Stored entries:

= = = =

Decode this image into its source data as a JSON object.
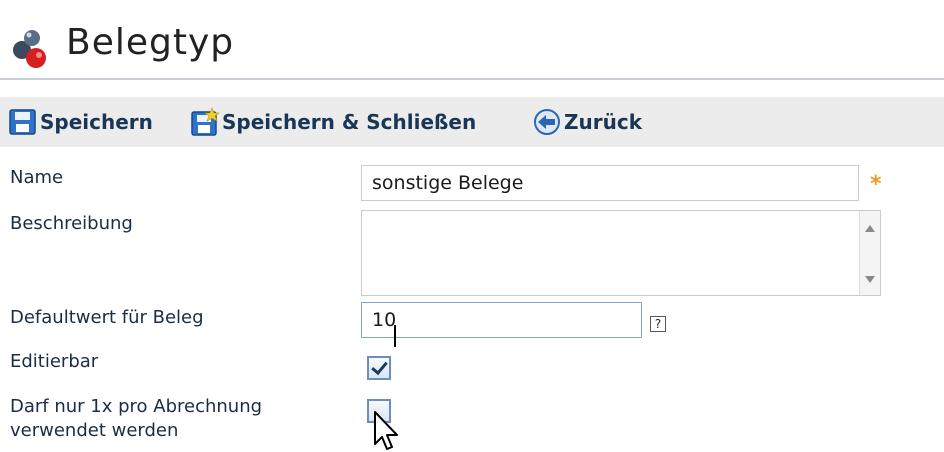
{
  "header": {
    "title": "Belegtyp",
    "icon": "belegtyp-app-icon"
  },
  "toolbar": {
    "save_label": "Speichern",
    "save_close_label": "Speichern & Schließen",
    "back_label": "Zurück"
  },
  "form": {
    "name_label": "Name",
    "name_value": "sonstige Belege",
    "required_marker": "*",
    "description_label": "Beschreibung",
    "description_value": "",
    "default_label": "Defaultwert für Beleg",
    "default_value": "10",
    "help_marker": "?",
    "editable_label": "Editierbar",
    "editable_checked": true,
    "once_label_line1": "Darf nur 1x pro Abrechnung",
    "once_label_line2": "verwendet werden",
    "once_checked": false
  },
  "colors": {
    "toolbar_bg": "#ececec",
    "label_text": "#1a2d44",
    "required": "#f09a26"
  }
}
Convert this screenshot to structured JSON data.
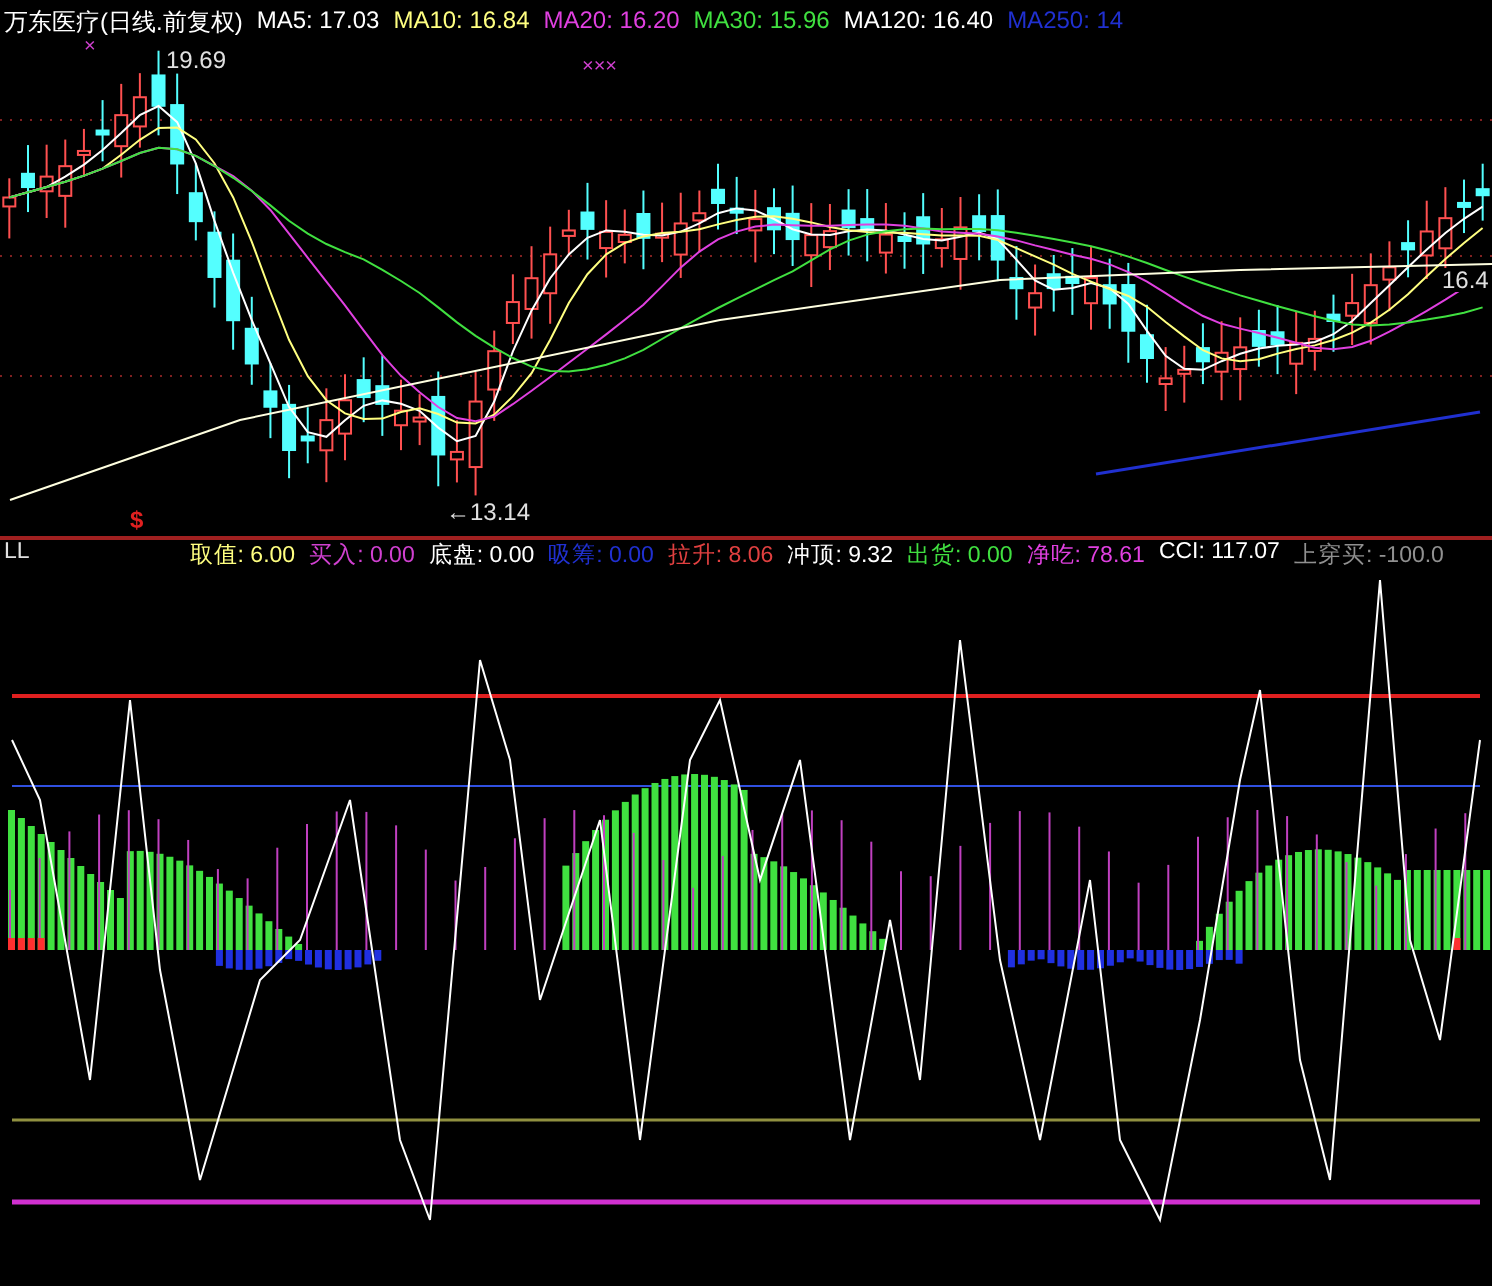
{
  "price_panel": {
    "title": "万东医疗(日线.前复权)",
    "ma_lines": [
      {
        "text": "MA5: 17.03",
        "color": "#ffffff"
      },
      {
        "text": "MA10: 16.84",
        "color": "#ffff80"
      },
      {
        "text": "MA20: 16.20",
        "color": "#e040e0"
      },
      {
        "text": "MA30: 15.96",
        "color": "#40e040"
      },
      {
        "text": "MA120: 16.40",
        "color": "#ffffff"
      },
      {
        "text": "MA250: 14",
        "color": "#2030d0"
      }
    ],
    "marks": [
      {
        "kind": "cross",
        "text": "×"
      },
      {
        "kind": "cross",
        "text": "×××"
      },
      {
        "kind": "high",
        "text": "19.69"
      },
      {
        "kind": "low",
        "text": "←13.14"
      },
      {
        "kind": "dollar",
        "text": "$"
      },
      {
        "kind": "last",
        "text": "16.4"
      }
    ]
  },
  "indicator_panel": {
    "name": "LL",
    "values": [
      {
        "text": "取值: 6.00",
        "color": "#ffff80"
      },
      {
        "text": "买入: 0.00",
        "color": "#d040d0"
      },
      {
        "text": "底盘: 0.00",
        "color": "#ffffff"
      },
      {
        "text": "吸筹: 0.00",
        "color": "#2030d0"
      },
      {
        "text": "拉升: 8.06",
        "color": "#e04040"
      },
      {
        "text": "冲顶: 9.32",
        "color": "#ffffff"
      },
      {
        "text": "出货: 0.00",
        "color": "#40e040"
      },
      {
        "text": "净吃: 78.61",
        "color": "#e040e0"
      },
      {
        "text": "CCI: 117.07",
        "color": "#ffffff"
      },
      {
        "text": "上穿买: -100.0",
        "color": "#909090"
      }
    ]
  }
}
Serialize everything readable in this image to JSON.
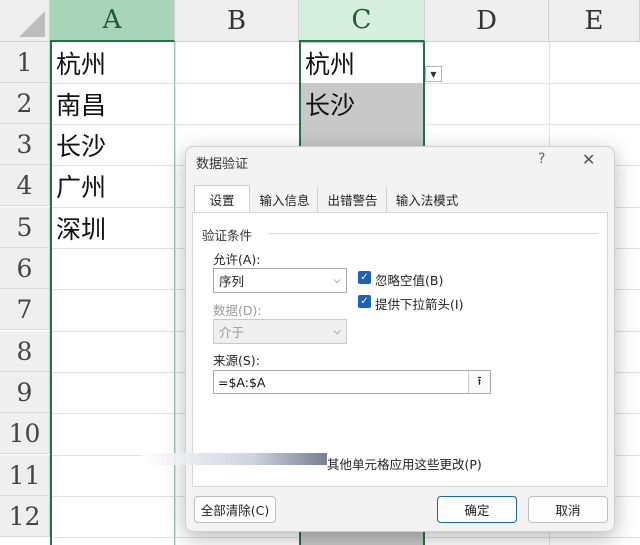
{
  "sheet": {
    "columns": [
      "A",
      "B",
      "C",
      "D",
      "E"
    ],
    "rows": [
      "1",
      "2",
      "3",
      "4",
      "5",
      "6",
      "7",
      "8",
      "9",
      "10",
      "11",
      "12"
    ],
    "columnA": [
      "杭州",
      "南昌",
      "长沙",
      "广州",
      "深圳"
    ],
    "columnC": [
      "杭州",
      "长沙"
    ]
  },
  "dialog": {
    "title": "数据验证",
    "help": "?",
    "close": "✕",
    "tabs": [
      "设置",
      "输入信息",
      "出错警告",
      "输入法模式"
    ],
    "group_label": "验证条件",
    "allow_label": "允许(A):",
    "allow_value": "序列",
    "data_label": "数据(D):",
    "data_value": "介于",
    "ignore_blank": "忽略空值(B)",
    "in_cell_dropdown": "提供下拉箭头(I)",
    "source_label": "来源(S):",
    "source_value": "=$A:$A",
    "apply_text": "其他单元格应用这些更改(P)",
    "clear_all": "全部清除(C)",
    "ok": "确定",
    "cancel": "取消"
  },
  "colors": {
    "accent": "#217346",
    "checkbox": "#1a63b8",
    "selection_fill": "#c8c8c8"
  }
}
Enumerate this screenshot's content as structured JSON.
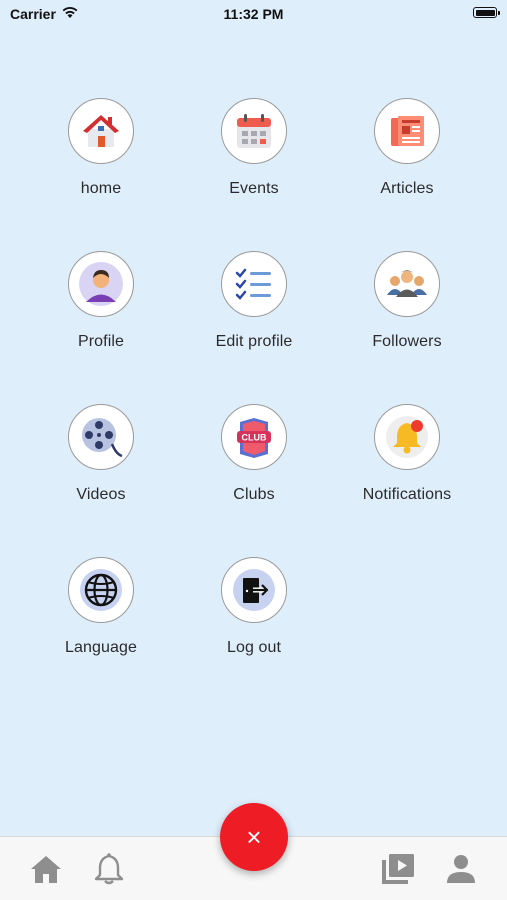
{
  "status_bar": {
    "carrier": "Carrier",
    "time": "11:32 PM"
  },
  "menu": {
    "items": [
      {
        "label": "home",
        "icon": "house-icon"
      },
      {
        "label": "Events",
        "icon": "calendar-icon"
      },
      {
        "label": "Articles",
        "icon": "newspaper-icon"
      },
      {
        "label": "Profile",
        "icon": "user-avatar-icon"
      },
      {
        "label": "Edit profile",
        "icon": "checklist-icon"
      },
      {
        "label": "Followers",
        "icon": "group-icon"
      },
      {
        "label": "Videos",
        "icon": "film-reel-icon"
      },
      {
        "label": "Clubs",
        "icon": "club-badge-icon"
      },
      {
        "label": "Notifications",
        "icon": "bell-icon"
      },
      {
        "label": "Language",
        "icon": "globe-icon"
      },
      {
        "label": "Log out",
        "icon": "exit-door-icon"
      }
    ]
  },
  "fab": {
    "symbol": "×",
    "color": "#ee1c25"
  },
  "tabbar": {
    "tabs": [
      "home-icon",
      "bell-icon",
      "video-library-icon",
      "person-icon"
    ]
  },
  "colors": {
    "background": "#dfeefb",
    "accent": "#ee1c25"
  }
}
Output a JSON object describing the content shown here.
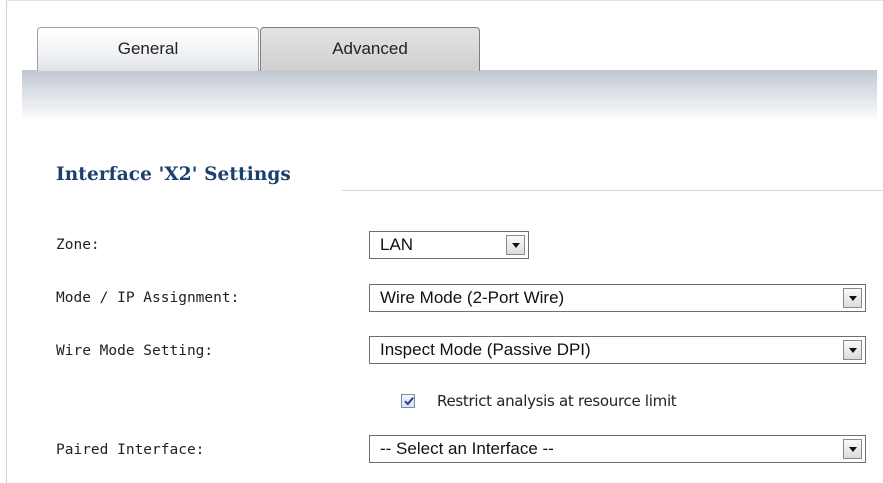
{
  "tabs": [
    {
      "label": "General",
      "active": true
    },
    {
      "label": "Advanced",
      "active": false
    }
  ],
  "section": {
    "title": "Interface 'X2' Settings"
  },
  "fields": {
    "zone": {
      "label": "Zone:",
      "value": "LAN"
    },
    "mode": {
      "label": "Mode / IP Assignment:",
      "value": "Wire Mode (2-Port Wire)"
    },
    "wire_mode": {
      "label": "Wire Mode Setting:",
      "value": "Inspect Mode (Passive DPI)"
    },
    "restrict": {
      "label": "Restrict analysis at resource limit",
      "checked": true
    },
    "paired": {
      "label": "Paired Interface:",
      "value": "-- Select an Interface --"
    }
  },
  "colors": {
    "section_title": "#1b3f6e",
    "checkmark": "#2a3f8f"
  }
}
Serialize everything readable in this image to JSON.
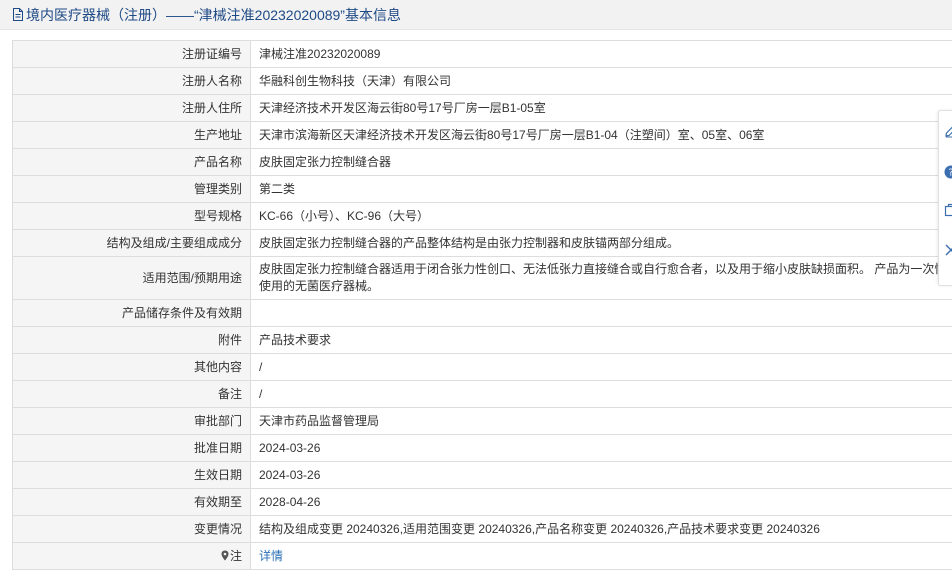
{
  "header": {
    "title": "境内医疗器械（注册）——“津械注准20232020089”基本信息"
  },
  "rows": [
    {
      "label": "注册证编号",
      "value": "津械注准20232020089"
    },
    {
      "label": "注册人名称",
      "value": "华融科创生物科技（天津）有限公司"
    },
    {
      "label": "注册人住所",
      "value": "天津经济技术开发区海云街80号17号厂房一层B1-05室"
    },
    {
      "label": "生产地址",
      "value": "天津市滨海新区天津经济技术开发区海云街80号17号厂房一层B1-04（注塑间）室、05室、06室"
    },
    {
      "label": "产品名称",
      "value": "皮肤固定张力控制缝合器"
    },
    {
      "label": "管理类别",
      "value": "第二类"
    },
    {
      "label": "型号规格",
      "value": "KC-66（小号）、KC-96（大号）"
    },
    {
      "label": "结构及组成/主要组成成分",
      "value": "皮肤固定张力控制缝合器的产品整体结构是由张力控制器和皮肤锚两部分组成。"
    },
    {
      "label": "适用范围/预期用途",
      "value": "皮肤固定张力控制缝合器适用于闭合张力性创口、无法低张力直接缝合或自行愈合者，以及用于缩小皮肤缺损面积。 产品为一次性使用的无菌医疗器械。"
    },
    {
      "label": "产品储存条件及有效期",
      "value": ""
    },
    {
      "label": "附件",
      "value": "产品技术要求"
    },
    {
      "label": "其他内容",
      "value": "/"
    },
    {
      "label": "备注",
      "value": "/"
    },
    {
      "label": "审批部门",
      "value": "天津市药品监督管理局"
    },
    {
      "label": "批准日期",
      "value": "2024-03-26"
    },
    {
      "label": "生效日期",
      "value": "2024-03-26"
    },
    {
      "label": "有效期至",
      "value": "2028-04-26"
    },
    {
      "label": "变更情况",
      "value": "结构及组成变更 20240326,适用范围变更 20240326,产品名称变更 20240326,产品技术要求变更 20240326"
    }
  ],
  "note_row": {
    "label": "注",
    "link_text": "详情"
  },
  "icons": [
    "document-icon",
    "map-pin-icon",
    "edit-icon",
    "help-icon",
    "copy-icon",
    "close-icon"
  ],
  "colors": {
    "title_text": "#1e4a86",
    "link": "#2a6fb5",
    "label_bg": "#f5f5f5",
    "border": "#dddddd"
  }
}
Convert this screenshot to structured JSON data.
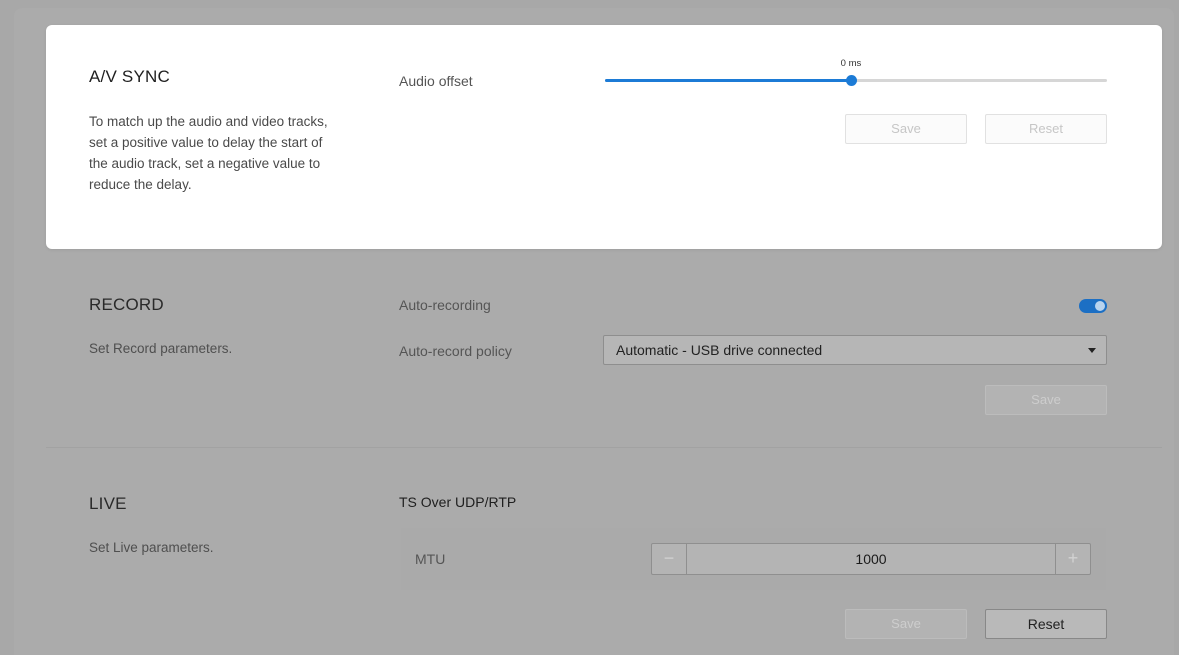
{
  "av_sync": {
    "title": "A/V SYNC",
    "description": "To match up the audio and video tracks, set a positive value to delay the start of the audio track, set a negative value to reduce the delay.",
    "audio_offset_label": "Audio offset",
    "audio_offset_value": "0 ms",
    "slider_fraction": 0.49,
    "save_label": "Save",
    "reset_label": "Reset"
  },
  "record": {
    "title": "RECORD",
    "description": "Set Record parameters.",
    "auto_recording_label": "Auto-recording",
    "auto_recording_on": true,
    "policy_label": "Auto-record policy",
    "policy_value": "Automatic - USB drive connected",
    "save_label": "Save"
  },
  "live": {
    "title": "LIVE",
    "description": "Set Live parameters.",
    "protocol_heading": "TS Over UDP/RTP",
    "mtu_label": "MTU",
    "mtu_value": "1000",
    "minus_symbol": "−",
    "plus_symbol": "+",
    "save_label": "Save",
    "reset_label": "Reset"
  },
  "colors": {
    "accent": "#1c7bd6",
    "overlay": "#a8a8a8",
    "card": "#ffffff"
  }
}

= = = =

TASK STATEMENT
Identify each line holding the string "content", and copy it out.

TASK RESULT
Enumerate this screenshot's content as structured JSON.
Output a JSON object describing the content shown here.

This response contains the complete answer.